• _SUPPLIED RECORDS_
##########

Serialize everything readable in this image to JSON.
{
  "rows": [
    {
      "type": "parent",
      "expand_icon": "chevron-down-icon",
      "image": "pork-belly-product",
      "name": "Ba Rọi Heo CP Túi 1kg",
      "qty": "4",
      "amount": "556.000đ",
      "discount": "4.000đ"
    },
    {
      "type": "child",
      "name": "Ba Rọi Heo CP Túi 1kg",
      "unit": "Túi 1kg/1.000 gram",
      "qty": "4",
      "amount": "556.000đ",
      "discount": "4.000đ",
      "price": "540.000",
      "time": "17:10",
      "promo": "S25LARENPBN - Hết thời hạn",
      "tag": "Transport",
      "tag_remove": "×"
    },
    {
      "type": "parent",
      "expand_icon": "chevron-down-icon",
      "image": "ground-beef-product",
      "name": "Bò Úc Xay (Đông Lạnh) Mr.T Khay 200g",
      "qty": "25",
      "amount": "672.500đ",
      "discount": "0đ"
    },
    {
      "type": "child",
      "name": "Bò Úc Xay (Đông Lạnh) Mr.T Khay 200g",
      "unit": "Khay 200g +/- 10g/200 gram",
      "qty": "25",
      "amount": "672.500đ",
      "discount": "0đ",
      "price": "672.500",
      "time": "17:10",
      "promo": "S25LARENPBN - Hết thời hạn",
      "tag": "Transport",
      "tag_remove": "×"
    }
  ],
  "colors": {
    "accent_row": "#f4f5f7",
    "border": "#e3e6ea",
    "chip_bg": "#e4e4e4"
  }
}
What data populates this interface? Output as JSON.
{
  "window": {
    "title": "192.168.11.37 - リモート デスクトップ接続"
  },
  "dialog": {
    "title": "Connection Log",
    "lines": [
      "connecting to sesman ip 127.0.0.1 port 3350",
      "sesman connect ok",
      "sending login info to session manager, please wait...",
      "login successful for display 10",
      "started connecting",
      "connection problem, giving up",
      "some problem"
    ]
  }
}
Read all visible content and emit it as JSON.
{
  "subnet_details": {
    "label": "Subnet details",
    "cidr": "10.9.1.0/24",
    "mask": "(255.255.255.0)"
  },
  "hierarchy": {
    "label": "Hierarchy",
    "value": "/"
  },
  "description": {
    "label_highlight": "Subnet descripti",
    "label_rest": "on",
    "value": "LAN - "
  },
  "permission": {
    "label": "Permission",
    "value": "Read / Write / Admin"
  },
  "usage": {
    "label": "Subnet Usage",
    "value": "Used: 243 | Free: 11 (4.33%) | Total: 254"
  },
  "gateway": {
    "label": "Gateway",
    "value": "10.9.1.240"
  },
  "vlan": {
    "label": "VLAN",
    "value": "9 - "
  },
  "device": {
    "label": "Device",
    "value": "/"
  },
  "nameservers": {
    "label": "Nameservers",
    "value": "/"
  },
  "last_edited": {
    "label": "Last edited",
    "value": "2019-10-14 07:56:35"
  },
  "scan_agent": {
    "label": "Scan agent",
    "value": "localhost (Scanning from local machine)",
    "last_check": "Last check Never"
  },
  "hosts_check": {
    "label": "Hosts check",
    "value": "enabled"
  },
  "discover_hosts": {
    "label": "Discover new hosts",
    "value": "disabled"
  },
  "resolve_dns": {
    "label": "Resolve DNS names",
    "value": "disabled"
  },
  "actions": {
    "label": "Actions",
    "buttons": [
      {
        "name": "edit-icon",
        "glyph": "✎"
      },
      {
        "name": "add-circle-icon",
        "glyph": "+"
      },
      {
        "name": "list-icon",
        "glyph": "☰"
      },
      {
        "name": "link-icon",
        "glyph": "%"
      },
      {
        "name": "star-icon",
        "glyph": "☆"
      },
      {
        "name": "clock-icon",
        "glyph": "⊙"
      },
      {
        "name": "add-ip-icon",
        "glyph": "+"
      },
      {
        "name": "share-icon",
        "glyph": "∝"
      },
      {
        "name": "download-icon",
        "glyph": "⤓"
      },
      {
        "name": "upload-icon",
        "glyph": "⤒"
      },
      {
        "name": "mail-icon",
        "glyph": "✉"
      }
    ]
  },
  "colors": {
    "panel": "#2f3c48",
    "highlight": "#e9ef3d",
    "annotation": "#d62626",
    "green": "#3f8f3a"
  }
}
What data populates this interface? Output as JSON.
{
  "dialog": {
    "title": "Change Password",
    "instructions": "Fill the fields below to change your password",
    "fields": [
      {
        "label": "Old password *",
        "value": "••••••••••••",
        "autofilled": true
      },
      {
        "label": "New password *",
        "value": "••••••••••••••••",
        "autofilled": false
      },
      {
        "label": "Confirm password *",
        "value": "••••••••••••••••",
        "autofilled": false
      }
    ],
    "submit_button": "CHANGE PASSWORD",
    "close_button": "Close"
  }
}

##########

• _TASK OBJECTIVE_
Show, from the material above, each line that includes the string "login".

• _EXPECTED OUTPUT_
      "sending login info to session manager, please wait...",
      "login successful for display 10",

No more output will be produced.